Task material:
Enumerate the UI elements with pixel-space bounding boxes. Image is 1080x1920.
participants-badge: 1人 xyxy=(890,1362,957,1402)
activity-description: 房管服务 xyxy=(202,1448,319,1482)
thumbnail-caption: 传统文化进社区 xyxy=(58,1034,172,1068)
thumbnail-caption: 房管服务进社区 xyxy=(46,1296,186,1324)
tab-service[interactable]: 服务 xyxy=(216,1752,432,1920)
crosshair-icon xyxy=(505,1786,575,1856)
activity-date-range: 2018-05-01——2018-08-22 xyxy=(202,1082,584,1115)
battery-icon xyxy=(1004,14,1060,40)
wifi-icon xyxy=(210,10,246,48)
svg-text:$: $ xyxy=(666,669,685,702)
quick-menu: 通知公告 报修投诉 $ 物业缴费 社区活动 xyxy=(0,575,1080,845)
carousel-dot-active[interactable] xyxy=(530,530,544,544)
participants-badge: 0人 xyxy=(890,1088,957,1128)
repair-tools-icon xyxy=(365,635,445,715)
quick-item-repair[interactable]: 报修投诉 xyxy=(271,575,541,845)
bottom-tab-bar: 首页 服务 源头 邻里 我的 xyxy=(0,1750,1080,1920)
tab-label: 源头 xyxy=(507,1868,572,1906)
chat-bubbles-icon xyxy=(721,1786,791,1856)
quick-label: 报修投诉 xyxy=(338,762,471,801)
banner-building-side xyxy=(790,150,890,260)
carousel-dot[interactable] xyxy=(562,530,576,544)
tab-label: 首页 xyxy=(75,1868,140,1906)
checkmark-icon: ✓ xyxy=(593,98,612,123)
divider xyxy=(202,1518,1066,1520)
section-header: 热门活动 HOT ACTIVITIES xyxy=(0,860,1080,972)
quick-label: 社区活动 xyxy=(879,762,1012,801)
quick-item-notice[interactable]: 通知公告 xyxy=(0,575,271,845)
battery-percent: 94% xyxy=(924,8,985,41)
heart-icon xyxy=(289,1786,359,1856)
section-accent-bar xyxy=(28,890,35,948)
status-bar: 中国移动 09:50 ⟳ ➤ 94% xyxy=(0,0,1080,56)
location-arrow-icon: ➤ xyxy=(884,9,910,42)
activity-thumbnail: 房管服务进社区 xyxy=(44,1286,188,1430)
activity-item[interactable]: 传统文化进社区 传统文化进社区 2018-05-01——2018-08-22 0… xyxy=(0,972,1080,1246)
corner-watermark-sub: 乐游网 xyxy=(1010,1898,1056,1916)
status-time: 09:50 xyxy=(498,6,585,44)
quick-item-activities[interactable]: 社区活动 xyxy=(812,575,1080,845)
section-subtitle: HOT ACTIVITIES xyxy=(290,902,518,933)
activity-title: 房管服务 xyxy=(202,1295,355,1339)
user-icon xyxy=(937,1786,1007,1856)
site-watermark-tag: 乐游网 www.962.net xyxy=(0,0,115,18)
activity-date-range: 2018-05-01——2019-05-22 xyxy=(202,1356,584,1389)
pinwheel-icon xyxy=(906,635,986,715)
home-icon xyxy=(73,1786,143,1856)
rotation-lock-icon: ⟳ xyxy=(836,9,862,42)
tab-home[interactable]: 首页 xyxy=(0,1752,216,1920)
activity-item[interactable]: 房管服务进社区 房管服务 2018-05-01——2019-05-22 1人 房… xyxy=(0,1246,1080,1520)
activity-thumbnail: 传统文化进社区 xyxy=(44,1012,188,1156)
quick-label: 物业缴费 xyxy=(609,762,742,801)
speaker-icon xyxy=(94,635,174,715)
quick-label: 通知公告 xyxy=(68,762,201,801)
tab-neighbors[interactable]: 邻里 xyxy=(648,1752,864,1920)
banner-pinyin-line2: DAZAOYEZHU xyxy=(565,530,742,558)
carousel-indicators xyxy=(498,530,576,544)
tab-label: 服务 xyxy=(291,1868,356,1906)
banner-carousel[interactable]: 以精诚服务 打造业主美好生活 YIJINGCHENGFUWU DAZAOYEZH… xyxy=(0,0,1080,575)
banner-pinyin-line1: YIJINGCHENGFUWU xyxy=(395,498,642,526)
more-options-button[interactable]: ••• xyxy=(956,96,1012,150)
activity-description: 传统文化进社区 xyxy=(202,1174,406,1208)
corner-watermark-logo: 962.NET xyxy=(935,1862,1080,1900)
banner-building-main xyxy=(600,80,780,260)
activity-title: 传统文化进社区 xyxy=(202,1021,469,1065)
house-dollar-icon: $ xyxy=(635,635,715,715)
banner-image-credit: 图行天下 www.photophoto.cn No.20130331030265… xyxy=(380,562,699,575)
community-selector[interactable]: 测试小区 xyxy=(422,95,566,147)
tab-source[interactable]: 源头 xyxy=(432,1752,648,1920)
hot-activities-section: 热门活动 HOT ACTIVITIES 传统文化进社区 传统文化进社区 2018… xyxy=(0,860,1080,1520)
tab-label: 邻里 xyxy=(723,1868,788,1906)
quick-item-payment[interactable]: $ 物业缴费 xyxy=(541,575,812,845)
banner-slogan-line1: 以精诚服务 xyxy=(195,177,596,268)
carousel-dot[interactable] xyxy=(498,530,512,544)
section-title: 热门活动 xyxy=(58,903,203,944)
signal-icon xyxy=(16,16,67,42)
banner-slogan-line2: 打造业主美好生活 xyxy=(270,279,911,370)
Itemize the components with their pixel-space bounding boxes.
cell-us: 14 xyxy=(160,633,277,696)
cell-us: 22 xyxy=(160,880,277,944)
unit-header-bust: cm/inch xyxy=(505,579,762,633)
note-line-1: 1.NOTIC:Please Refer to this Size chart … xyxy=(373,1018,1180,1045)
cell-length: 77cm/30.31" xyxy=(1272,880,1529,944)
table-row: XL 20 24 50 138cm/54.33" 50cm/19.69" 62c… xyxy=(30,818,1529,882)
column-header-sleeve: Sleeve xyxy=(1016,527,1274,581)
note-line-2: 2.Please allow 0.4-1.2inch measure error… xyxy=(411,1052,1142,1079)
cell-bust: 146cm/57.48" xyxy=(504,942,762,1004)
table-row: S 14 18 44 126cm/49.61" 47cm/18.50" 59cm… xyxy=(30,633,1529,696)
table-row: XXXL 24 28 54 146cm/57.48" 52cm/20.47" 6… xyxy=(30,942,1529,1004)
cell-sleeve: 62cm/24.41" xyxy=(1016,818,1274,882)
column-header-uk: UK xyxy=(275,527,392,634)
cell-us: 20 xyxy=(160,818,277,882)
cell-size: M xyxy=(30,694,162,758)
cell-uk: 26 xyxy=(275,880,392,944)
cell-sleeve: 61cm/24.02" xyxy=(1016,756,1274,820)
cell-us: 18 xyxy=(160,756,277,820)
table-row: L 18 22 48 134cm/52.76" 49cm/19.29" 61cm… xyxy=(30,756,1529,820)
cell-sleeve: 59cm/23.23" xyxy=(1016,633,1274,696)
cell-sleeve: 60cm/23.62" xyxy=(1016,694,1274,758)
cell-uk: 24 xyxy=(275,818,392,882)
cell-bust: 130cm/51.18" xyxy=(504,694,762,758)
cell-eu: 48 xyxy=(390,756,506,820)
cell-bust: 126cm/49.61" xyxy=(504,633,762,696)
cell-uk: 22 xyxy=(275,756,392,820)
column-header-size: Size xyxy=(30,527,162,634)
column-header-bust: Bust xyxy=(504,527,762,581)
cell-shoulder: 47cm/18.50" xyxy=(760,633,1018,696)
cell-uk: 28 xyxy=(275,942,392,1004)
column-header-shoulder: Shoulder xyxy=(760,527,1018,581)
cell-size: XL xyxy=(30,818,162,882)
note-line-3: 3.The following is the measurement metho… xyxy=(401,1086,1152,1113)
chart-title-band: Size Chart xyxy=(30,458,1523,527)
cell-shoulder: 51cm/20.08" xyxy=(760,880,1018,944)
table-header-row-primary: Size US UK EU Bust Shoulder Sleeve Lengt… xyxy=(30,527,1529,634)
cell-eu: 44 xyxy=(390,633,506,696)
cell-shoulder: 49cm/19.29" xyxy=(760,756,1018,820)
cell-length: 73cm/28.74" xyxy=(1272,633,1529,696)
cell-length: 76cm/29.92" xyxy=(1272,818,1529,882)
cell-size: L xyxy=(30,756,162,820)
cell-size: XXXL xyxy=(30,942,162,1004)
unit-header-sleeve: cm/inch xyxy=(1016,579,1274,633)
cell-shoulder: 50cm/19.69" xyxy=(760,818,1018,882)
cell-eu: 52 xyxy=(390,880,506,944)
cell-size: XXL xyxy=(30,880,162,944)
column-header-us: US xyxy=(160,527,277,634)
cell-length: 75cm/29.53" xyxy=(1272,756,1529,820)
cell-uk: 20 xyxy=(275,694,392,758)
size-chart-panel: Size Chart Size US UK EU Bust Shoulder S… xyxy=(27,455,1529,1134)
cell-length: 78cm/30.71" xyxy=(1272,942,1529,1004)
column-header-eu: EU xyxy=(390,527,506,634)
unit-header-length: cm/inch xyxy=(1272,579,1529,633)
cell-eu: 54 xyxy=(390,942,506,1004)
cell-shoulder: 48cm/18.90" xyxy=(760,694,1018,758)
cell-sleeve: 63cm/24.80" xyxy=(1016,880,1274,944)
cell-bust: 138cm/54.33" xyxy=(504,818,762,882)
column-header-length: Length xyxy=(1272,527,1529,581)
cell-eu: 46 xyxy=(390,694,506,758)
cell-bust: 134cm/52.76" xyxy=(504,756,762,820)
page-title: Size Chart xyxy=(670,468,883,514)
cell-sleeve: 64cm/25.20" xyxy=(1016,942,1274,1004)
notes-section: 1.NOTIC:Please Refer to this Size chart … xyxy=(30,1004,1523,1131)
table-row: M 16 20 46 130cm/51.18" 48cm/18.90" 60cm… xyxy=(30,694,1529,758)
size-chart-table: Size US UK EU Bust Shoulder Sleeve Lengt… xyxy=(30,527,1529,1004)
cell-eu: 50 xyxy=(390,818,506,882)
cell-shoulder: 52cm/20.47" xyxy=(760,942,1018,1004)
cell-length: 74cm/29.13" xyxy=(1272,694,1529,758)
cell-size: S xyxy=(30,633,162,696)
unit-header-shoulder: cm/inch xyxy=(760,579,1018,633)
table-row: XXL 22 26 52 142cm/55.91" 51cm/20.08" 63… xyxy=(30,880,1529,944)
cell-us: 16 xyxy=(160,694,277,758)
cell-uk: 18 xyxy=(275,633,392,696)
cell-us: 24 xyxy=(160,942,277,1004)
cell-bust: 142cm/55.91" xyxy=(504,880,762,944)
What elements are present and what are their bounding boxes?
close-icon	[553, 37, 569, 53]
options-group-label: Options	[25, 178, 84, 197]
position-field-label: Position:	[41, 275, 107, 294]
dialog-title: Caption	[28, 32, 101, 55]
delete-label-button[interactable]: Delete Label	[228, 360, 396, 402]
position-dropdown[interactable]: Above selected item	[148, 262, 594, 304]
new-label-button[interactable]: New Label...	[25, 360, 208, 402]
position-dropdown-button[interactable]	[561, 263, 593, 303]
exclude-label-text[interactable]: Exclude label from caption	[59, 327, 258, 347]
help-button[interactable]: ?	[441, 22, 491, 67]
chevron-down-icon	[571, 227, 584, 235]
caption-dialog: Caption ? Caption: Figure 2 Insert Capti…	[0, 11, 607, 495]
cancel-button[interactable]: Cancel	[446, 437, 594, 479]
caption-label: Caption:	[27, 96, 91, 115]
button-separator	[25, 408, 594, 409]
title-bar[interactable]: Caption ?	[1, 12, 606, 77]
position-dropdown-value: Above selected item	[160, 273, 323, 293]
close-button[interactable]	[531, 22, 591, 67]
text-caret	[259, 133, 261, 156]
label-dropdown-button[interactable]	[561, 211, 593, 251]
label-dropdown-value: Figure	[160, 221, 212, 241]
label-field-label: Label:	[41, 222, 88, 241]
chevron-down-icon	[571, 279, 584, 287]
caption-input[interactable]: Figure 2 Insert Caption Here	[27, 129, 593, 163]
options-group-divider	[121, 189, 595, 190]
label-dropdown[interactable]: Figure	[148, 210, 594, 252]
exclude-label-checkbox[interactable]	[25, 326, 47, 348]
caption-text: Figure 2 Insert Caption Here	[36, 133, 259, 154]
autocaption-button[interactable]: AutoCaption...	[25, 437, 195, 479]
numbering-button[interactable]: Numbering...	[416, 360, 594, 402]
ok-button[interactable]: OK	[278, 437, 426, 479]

Directions:
In the lines running from the start of the records through the line containing "crosshair-icon xyxy=(505,1786,575,1856)", inclusive, rename "thumbnail-caption" to "thumb-label" and give those lines again with nothing else altered.

Solution to this problem:
Enumerate the UI elements with pixel-space bounding boxes. Image is 1080x1920.
participants-badge: 1人 xyxy=(890,1362,957,1402)
activity-description: 房管服务 xyxy=(202,1448,319,1482)
thumb-label: 传统文化进社区 xyxy=(58,1034,172,1068)
thumb-label: 房管服务进社区 xyxy=(46,1296,186,1324)
tab-service[interactable]: 服务 xyxy=(216,1752,432,1920)
crosshair-icon xyxy=(505,1786,575,1856)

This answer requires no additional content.